Records from a collection of figures
>> begin

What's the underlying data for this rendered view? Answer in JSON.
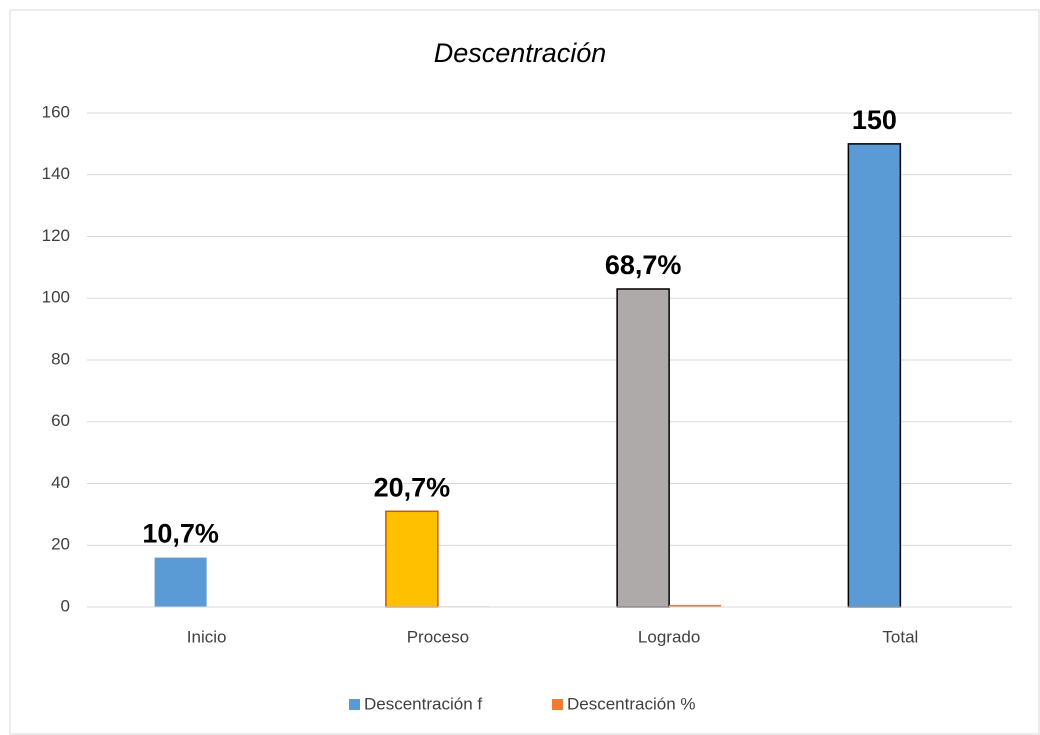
{
  "chart_data": {
    "type": "bar",
    "title": "Descentración",
    "categories": [
      "Inicio",
      "Proceso",
      "Logrado",
      "Total"
    ],
    "series": [
      {
        "name": "Descentración f",
        "color": "#5b9bd5",
        "colors": [
          "#5b9bd5",
          "#ffc000",
          "#aeaaaa",
          "#5b9bd5"
        ],
        "edgecolors": [
          null,
          "#c55a11",
          "#000000",
          "#000000"
        ],
        "values": [
          16,
          31,
          103,
          150
        ]
      },
      {
        "name": "Descentración %",
        "color": "#ed7d31",
        "values": [
          0.107,
          0.207,
          0.687,
          null
        ],
        "value_labels": [
          "10,7%",
          "20,7%",
          "68,7%",
          null
        ]
      }
    ],
    "ylim": [
      0,
      160
    ],
    "yticks": [
      0,
      20,
      40,
      60,
      80,
      100,
      120,
      140,
      160
    ],
    "grid": true,
    "legend": "bottom"
  }
}
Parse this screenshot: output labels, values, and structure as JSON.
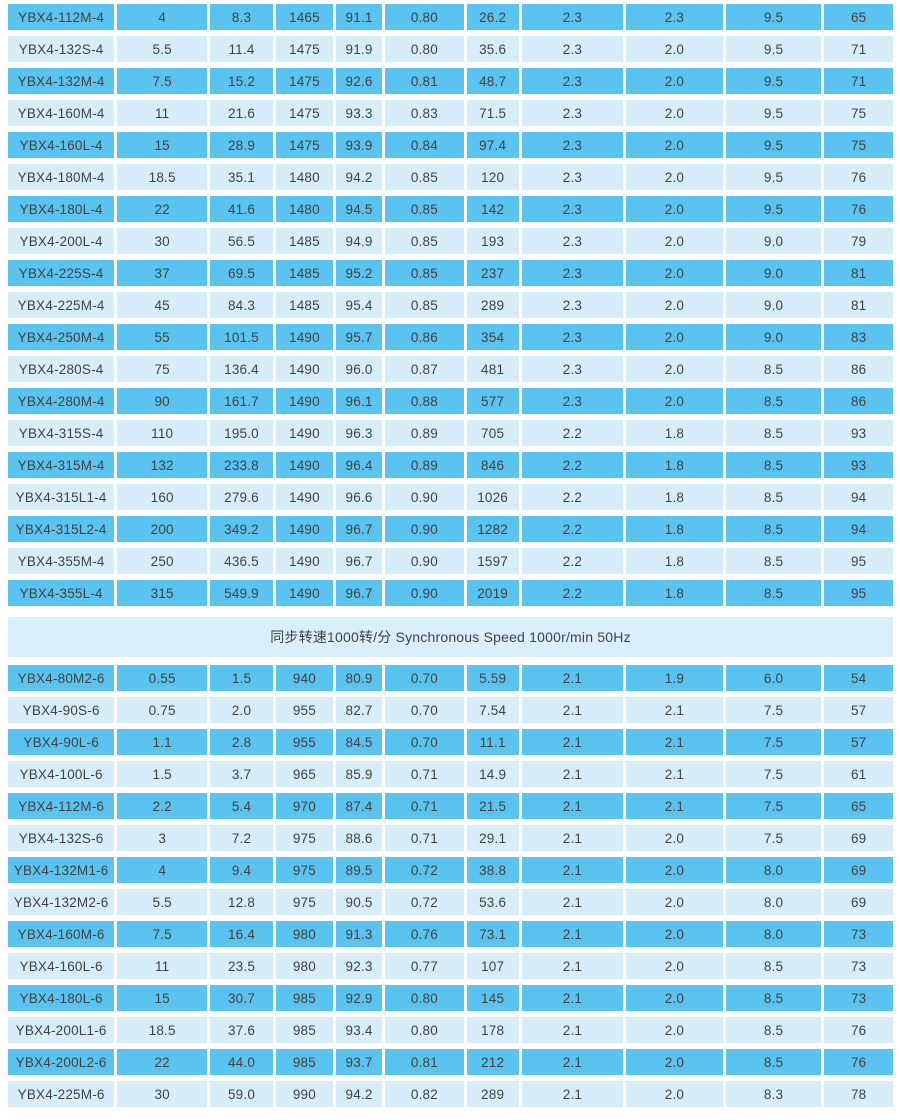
{
  "colors": {
    "page_background": "#ffffff",
    "row_dark": "#5ac3ef",
    "row_light": "#d7eefa",
    "header_band": "#d9effb",
    "text": "#414141"
  },
  "table": {
    "column_weights": [
      110,
      93,
      65,
      59,
      48,
      81,
      54,
      105,
      100,
      99,
      71
    ],
    "sections": [
      {
        "header": null,
        "rows": [
          [
            "YBX4-112M-4",
            "4",
            "8.3",
            "1465",
            "91.1",
            "0.80",
            "26.2",
            "2.3",
            "2.3",
            "9.5",
            "65"
          ],
          [
            "YBX4-132S-4",
            "5.5",
            "11.4",
            "1475",
            "91.9",
            "0.80",
            "35.6",
            "2.3",
            "2.0",
            "9.5",
            "71"
          ],
          [
            "YBX4-132M-4",
            "7.5",
            "15.2",
            "1475",
            "92.6",
            "0.81",
            "48.7",
            "2.3",
            "2.0",
            "9.5",
            "71"
          ],
          [
            "YBX4-160M-4",
            "11",
            "21.6",
            "1475",
            "93.3",
            "0.83",
            "71.5",
            "2.3",
            "2.0",
            "9.5",
            "75"
          ],
          [
            "YBX4-160L-4",
            "15",
            "28.9",
            "1475",
            "93.9",
            "0.84",
            "97.4",
            "2.3",
            "2.0",
            "9.5",
            "75"
          ],
          [
            "YBX4-180M-4",
            "18.5",
            "35.1",
            "1480",
            "94.2",
            "0.85",
            "120",
            "2.3",
            "2.0",
            "9.5",
            "76"
          ],
          [
            "YBX4-180L-4",
            "22",
            "41.6",
            "1480",
            "94.5",
            "0.85",
            "142",
            "2.3",
            "2.0",
            "9.5",
            "76"
          ],
          [
            "YBX4-200L-4",
            "30",
            "56.5",
            "1485",
            "94.9",
            "0.85",
            "193",
            "2.3",
            "2.0",
            "9.0",
            "79"
          ],
          [
            "YBX4-225S-4",
            "37",
            "69.5",
            "1485",
            "95.2",
            "0.85",
            "237",
            "2.3",
            "2.0",
            "9.0",
            "81"
          ],
          [
            "YBX4-225M-4",
            "45",
            "84.3",
            "1485",
            "95.4",
            "0.85",
            "289",
            "2.3",
            "2.0",
            "9.0",
            "81"
          ],
          [
            "YBX4-250M-4",
            "55",
            "101.5",
            "1490",
            "95.7",
            "0.86",
            "354",
            "2.3",
            "2.0",
            "9.0",
            "83"
          ],
          [
            "YBX4-280S-4",
            "75",
            "136.4",
            "1490",
            "96.0",
            "0.87",
            "481",
            "2.3",
            "2.0",
            "8.5",
            "86"
          ],
          [
            "YBX4-280M-4",
            "90",
            "161.7",
            "1490",
            "96.1",
            "0.88",
            "577",
            "2.3",
            "2.0",
            "8.5",
            "86"
          ],
          [
            "YBX4-315S-4",
            "110",
            "195.0",
            "1490",
            "96.3",
            "0.89",
            "705",
            "2.2",
            "1.8",
            "8.5",
            "93"
          ],
          [
            "YBX4-315M-4",
            "132",
            "233.8",
            "1490",
            "96.4",
            "0.89",
            "846",
            "2.2",
            "1.8",
            "8.5",
            "93"
          ],
          [
            "YBX4-315L1-4",
            "160",
            "279.6",
            "1490",
            "96.6",
            "0.90",
            "1026",
            "2.2",
            "1.8",
            "8.5",
            "94"
          ],
          [
            "YBX4-315L2-4",
            "200",
            "349.2",
            "1490",
            "96.7",
            "0.90",
            "1282",
            "2.2",
            "1.8",
            "8.5",
            "94"
          ],
          [
            "YBX4-355M-4",
            "250",
            "436.5",
            "1490",
            "96.7",
            "0.90",
            "1597",
            "2.2",
            "1.8",
            "8.5",
            "95"
          ],
          [
            "YBX4-355L-4",
            "315",
            "549.9",
            "1490",
            "96.7",
            "0.90",
            "2019",
            "2.2",
            "1.8",
            "8.5",
            "95"
          ]
        ]
      },
      {
        "header": "同步转速1000转/分 Synchronous Speed 1000r/min 50Hz",
        "rows": [
          [
            "YBX4-80M2-6",
            "0.55",
            "1.5",
            "940",
            "80.9",
            "0.70",
            "5.59",
            "2.1",
            "1.9",
            "6.0",
            "54"
          ],
          [
            "YBX4-90S-6",
            "0.75",
            "2.0",
            "955",
            "82.7",
            "0.70",
            "7.54",
            "2.1",
            "2.1",
            "7.5",
            "57"
          ],
          [
            "YBX4-90L-6",
            "1.1",
            "2.8",
            "955",
            "84.5",
            "0.70",
            "11.1",
            "2.1",
            "2.1",
            "7.5",
            "57"
          ],
          [
            "YBX4-100L-6",
            "1.5",
            "3.7",
            "965",
            "85.9",
            "0.71",
            "14.9",
            "2.1",
            "2.1",
            "7.5",
            "61"
          ],
          [
            "YBX4-112M-6",
            "2.2",
            "5.4",
            "970",
            "87.4",
            "0.71",
            "21.5",
            "2.1",
            "2.1",
            "7.5",
            "65"
          ],
          [
            "YBX4-132S-6",
            "3",
            "7.2",
            "975",
            "88.6",
            "0.71",
            "29.1",
            "2.1",
            "2.0",
            "7.5",
            "69"
          ],
          [
            "YBX4-132M1-6",
            "4",
            "9.4",
            "975",
            "89.5",
            "0.72",
            "38.8",
            "2.1",
            "2.0",
            "8.0",
            "69"
          ],
          [
            "YBX4-132M2-6",
            "5.5",
            "12.8",
            "975",
            "90.5",
            "0.72",
            "53.6",
            "2.1",
            "2.0",
            "8.0",
            "69"
          ],
          [
            "YBX4-160M-6",
            "7.5",
            "16.4",
            "980",
            "91.3",
            "0.76",
            "73.1",
            "2.1",
            "2.0",
            "8.0",
            "73"
          ],
          [
            "YBX4-160L-6",
            "11",
            "23.5",
            "980",
            "92.3",
            "0.77",
            "107",
            "2.1",
            "2.0",
            "8.5",
            "73"
          ],
          [
            "YBX4-180L-6",
            "15",
            "30.7",
            "985",
            "92.9",
            "0.80",
            "145",
            "2.1",
            "2.0",
            "8.5",
            "73"
          ],
          [
            "YBX4-200L1-6",
            "18.5",
            "37.6",
            "985",
            "93.4",
            "0.80",
            "178",
            "2.1",
            "2.0",
            "8.5",
            "76"
          ],
          [
            "YBX4-200L2-6",
            "22",
            "44.0",
            "985",
            "93.7",
            "0.81",
            "212",
            "2.1",
            "2.0",
            "8.5",
            "76"
          ],
          [
            "YBX4-225M-6",
            "30",
            "59.0",
            "990",
            "94.2",
            "0.82",
            "289",
            "2.1",
            "2.0",
            "8.3",
            "78"
          ]
        ]
      }
    ]
  }
}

>> end

### [Task objective]
Repeat the records above exactly, leaving out the pictures.

### [Response]
What's the underlying data for this rendered view? Answer in JSON.
{
  "chart_data": {
    "type": "bar",
    "title": "Descentración",
    "categories": [
      "Inicio",
      "Proceso",
      "Logrado",
      "Total"
    ],
    "series": [
      {
        "name": "Descentración f",
        "color": "#5b9bd5",
        "colors": [
          "#5b9bd5",
          "#ffc000",
          "#aeaaaa",
          "#5b9bd5"
        ],
        "edgecolors": [
          null,
          "#c55a11",
          "#000000",
          "#000000"
        ],
        "values": [
          16,
          31,
          103,
          150
        ]
      },
      {
        "name": "Descentración %",
        "color": "#ed7d31",
        "values": [
          0.107,
          0.207,
          0.687,
          null
        ],
        "value_labels": [
          "10,7%",
          "20,7%",
          "68,7%",
          null
        ]
      }
    ],
    "ylim": [
      0,
      160
    ],
    "yticks": [
      0,
      20,
      40,
      60,
      80,
      100,
      120,
      140,
      160
    ],
    "grid": true,
    "legend": "bottom"
  }
}
Parse this screenshot: output labels, values, and structure as JSON.
{
  "colors": {
    "page_background": "#ffffff",
    "row_dark": "#5ac3ef",
    "row_light": "#d7eefa",
    "header_band": "#d9effb",
    "text": "#414141"
  },
  "table": {
    "column_weights": [
      110,
      93,
      65,
      59,
      48,
      81,
      54,
      105,
      100,
      99,
      71
    ],
    "sections": [
      {
        "header": null,
        "rows": [
          [
            "YBX4-112M-4",
            "4",
            "8.3",
            "1465",
            "91.1",
            "0.80",
            "26.2",
            "2.3",
            "2.3",
            "9.5",
            "65"
          ],
          [
            "YBX4-132S-4",
            "5.5",
            "11.4",
            "1475",
            "91.9",
            "0.80",
            "35.6",
            "2.3",
            "2.0",
            "9.5",
            "71"
          ],
          [
            "YBX4-132M-4",
            "7.5",
            "15.2",
            "1475",
            "92.6",
            "0.81",
            "48.7",
            "2.3",
            "2.0",
            "9.5",
            "71"
          ],
          [
            "YBX4-160M-4",
            "11",
            "21.6",
            "1475",
            "93.3",
            "0.83",
            "71.5",
            "2.3",
            "2.0",
            "9.5",
            "75"
          ],
          [
            "YBX4-160L-4",
            "15",
            "28.9",
            "1475",
            "93.9",
            "0.84",
            "97.4",
            "2.3",
            "2.0",
            "9.5",
            "75"
          ],
          [
            "YBX4-180M-4",
            "18.5",
            "35.1",
            "1480",
            "94.2",
            "0.85",
            "120",
            "2.3",
            "2.0",
            "9.5",
            "76"
          ],
          [
            "YBX4-180L-4",
            "22",
            "41.6",
            "1480",
            "94.5",
            "0.85",
            "142",
            "2.3",
            "2.0",
            "9.5",
            "76"
          ],
          [
            "YBX4-200L-4",
            "30",
            "56.5",
            "1485",
            "94.9",
            "0.85",
            "193",
            "2.3",
            "2.0",
            "9.0",
            "79"
          ],
          [
            "YBX4-225S-4",
            "37",
            "69.5",
            "1485",
            "95.2",
            "0.85",
            "237",
            "2.3",
            "2.0",
            "9.0",
            "81"
          ],
          [
            "YBX4-225M-4",
            "45",
            "84.3",
            "1485",
            "95.4",
            "0.85",
            "289",
            "2.3",
            "2.0",
            "9.0",
            "81"
          ],
          [
            "YBX4-250M-4",
            "55",
            "101.5",
            "1490",
            "95.7",
            "0.86",
            "354",
            "2.3",
            "2.0",
            "9.0",
            "83"
          ],
          [
            "YBX4-280S-4",
            "75",
            "136.4",
            "1490",
            "96.0",
            "0.87",
            "481",
            "2.3",
            "2.0",
            "8.5",
            "86"
          ],
          [
            "YBX4-280M-4",
            "90",
            "161.7",
            "1490",
            "96.1",
            "0.88",
            "577",
            "2.3",
            "2.0",
            "8.5",
            "86"
          ],
          [
            "YBX4-315S-4",
            "110",
            "195.0",
            "1490",
            "96.3",
            "0.89",
            "705",
            "2.2",
            "1.8",
            "8.5",
            "93"
          ],
          [
            "YBX4-315M-4",
            "132",
            "233.8",
            "1490",
            "96.4",
            "0.89",
            "846",
            "2.2",
            "1.8",
            "8.5",
            "93"
          ],
          [
            "YBX4-315L1-4",
            "160",
            "279.6",
            "1490",
            "96.6",
            "0.90",
            "1026",
            "2.2",
            "1.8",
            "8.5",
            "94"
          ],
          [
            "YBX4-315L2-4",
            "200",
            "349.2",
            "1490",
            "96.7",
            "0.90",
            "1282",
            "2.2",
            "1.8",
            "8.5",
            "94"
          ],
          [
            "YBX4-355M-4",
            "250",
            "436.5",
            "1490",
            "96.7",
            "0.90",
            "1597",
            "2.2",
            "1.8",
            "8.5",
            "95"
          ],
          [
            "YBX4-355L-4",
            "315",
            "549.9",
            "1490",
            "96.7",
            "0.90",
            "2019",
            "2.2",
            "1.8",
            "8.5",
            "95"
          ]
        ]
      },
      {
        "header": "同步转速1000转/分 Synchronous Speed 1000r/min 50Hz",
        "rows": [
          [
            "YBX4-80M2-6",
            "0.55",
            "1.5",
            "940",
            "80.9",
            "0.70",
            "5.59",
            "2.1",
            "1.9",
            "6.0",
            "54"
          ],
          [
            "YBX4-90S-6",
            "0.75",
            "2.0",
            "955",
            "82.7",
            "0.70",
            "7.54",
            "2.1",
            "2.1",
            "7.5",
            "57"
          ],
          [
            "YBX4-90L-6",
            "1.1",
            "2.8",
            "955",
            "84.5",
            "0.70",
            "11.1",
            "2.1",
            "2.1",
            "7.5",
            "57"
          ],
          [
            "YBX4-100L-6",
            "1.5",
            "3.7",
            "965",
            "85.9",
            "0.71",
            "14.9",
            "2.1",
            "2.1",
            "7.5",
            "61"
          ],
          [
            "YBX4-112M-6",
            "2.2",
            "5.4",
            "970",
            "87.4",
            "0.71",
            "21.5",
            "2.1",
            "2.1",
            "7.5",
            "65"
          ],
          [
            "YBX4-132S-6",
            "3",
            "7.2",
            "975",
            "88.6",
            "0.71",
            "29.1",
            "2.1",
            "2.0",
            "7.5",
            "69"
          ],
          [
            "YBX4-132M1-6",
            "4",
            "9.4",
            "975",
            "89.5",
            "0.72",
            "38.8",
            "2.1",
            "2.0",
            "8.0",
            "69"
          ],
          [
            "YBX4-132M2-6",
            "5.5",
            "12.8",
            "975",
            "90.5",
            "0.72",
            "53.6",
            "2.1",
            "2.0",
            "8.0",
            "69"
          ],
          [
            "YBX4-160M-6",
            "7.5",
            "16.4",
            "980",
            "91.3",
            "0.76",
            "73.1",
            "2.1",
            "2.0",
            "8.0",
            "73"
          ],
          [
            "YBX4-160L-6",
            "11",
            "23.5",
            "980",
            "92.3",
            "0.77",
            "107",
            "2.1",
            "2.0",
            "8.5",
            "73"
          ],
          [
            "YBX4-180L-6",
            "15",
            "30.7",
            "985",
            "92.9",
            "0.80",
            "145",
            "2.1",
            "2.0",
            "8.5",
            "73"
          ],
          [
            "YBX4-200L1-6",
            "18.5",
            "37.6",
            "985",
            "93.4",
            "0.80",
            "178",
            "2.1",
            "2.0",
            "8.5",
            "76"
          ],
          [
            "YBX4-200L2-6",
            "22",
            "44.0",
            "985",
            "93.7",
            "0.81",
            "212",
            "2.1",
            "2.0",
            "8.5",
            "76"
          ],
          [
            "YBX4-225M-6",
            "30",
            "59.0",
            "990",
            "94.2",
            "0.82",
            "289",
            "2.1",
            "2.0",
            "8.3",
            "78"
          ]
        ]
      }
    ]
  }
}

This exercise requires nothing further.